= STATED GOAL =
Keep only the lines of the listing that include the word "JSON", and copy them.
================================
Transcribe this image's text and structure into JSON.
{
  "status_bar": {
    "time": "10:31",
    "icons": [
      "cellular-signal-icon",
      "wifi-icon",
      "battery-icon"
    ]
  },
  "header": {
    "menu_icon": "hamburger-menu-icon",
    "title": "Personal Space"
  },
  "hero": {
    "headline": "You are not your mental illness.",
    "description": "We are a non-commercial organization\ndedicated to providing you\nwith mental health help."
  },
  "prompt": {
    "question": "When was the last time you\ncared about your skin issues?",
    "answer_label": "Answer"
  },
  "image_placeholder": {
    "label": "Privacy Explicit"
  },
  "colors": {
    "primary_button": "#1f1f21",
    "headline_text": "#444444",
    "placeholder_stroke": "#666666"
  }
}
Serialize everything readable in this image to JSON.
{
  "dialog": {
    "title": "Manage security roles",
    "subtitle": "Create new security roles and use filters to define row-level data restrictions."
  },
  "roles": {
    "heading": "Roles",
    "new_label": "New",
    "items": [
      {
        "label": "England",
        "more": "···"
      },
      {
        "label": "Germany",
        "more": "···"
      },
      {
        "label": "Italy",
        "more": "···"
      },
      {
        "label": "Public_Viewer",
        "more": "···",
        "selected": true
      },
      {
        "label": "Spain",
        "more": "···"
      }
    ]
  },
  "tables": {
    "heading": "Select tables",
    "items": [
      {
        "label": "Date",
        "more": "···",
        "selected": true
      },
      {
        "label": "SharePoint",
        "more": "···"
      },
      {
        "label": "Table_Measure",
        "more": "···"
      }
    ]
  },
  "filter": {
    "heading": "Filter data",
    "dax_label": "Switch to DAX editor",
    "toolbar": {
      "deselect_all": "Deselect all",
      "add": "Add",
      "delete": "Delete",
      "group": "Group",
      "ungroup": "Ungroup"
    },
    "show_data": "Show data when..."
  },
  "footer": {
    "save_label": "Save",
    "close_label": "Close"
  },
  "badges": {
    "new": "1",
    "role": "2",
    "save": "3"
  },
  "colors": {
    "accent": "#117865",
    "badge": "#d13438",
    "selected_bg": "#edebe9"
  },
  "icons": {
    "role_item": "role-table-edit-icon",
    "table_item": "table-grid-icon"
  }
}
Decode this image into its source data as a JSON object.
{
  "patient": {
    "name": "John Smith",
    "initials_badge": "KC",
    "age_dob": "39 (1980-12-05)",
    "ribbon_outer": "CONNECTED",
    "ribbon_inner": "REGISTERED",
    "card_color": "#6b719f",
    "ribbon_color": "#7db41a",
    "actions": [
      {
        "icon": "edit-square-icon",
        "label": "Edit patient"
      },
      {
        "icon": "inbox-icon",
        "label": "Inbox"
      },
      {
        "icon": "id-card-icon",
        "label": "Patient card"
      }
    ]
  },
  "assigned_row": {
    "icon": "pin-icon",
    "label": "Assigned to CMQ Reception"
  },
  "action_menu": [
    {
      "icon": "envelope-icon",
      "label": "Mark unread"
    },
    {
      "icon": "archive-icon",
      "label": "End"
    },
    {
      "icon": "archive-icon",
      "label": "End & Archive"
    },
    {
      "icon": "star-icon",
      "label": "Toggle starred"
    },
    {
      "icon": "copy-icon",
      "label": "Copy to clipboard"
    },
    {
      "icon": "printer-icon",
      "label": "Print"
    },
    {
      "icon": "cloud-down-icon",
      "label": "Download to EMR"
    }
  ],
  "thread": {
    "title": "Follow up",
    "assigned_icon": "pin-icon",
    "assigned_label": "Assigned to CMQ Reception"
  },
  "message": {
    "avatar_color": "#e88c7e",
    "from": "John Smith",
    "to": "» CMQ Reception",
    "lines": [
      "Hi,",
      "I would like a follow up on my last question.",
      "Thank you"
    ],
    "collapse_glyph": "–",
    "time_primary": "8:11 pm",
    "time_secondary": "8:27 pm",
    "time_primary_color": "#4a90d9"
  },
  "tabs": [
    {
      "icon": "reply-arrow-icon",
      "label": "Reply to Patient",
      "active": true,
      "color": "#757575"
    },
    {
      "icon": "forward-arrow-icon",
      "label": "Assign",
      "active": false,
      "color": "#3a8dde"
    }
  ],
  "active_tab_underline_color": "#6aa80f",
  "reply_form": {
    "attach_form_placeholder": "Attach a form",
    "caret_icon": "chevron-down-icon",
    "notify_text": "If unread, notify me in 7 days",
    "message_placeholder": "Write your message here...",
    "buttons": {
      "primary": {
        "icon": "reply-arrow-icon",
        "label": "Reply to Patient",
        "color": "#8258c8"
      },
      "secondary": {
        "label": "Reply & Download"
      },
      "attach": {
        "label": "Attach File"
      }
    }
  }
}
================================
= SOLVED PROBLEM =
Transcribe this image's text and structure into JSON.
Serialize everything readable in this image to JSON.
Decode this image into its source data as a JSON object.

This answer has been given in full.